▶ _ЗАДАНИЕ_
Воспроизведите дословно фрагмент текста о донорстве после эвтаназии, который начинается со слов, содержащих «Сегодня в обществе, в», и заканчивается словами «усугубляет эту дилемму.».

▶ _ИСХОДНЫЙ ТЕКСТ_

---+---

Донорство после эвтаназии
Еще более остро эти вопросы встают при донорстве органов после эвтаназии — такая процедура возможна в Нидерландах, Бельгии, Испании, Канаде и нескольких штатах США. Речь идет о получении органов от потенциальных доноров-пациентов, считающихся неизлечимо больными.
Сегодня в обществе, в том числе в научной среде, нет единой позиции даже по отношению к самой эвтаназии, и основная дилемма состоит в том, чтобы решить, что важнее: безусловная священность человеческой жизни или право человека самостоятельно распоряжаться ею. Донорство после эвтаназии лишь усугубляет эту дилемму.
Безусловно, жизнь человека принадлежит только ему — необходимо уважать автономию человека, из которой вытекает его право принимать решения. Исходя из этого, человек может сам решить не только прервать свою жизнь в случае неизлечимого заболевания, но и пожертвовать свои органы тем, кому они еще пригодятся. Более того, это может стать для умирающего и моральным оправданием решения уйти из жизни.

---+---

▶ _ЗАПИСАННЫЕ ДАННЫЕ_
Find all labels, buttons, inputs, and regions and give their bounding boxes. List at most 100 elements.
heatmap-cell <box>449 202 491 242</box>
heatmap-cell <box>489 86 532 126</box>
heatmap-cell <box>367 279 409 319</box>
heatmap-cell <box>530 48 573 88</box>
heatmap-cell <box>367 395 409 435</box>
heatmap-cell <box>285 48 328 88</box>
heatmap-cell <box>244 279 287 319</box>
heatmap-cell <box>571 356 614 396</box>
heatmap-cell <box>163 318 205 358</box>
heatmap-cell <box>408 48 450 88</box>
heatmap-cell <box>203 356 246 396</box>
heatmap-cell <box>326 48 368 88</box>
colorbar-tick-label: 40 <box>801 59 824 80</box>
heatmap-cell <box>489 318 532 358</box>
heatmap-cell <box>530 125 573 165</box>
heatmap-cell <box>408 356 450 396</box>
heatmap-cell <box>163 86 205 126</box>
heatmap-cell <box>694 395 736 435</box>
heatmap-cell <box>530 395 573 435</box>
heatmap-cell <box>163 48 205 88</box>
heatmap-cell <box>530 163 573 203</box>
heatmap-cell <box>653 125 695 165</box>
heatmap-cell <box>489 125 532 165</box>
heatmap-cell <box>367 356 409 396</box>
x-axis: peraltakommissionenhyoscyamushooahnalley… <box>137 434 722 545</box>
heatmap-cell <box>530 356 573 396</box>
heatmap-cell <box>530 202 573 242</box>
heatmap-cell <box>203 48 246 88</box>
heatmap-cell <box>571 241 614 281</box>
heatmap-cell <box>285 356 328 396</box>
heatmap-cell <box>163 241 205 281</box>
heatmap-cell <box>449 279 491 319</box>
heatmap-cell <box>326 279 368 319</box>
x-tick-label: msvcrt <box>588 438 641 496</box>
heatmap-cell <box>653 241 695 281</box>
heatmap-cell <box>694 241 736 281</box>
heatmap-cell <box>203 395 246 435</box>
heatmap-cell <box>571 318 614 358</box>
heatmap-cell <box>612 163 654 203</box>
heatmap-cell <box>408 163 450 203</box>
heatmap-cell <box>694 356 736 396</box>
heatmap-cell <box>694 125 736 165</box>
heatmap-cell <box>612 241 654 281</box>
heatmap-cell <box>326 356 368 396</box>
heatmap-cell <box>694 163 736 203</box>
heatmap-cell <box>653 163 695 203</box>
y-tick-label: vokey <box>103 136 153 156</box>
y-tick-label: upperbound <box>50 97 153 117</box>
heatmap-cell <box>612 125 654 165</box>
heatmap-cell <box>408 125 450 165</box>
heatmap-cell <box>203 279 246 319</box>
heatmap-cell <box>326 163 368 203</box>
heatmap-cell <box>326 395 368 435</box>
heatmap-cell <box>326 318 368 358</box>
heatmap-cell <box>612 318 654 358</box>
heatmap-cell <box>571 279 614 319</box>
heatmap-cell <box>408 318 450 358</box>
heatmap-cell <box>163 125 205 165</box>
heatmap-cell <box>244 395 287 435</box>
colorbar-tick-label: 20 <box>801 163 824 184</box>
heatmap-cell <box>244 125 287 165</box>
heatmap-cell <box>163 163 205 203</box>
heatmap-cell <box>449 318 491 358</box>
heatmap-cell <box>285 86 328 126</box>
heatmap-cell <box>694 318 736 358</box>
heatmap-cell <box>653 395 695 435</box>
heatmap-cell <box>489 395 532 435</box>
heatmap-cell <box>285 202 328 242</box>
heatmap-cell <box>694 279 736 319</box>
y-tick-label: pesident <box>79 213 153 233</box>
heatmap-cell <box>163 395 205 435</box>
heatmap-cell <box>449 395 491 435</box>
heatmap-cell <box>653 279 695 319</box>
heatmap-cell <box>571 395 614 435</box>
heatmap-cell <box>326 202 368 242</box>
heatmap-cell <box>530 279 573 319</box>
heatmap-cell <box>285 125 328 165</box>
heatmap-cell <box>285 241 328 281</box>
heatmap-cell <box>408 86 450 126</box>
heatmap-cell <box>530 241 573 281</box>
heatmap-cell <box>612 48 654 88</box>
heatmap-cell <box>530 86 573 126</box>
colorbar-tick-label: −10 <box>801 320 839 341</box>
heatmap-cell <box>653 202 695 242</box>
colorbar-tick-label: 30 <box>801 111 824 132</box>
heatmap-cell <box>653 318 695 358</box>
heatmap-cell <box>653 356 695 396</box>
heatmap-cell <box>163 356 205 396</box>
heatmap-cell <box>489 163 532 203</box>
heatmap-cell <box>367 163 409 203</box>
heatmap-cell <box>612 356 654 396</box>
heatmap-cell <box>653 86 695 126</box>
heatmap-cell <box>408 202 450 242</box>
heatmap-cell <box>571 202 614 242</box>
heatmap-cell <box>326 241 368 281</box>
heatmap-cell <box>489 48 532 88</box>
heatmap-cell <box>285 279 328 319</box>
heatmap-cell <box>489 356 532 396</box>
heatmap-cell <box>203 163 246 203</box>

---+---

▶ _РЕЗУЛЬТАТ ВЫПОЛНЕНИЯ_
Сегодня в обществе, в том числе в научной среде, нет единой позиции даже по отношению к самой эвтаназии, и основная дилемма состоит в том, чтобы решить, что важнее: безусловная священность человеческой жизни или право человека самостоятельно распоряжаться ею. Донорство после эвтаназии лишь усугубляет эту дилемму.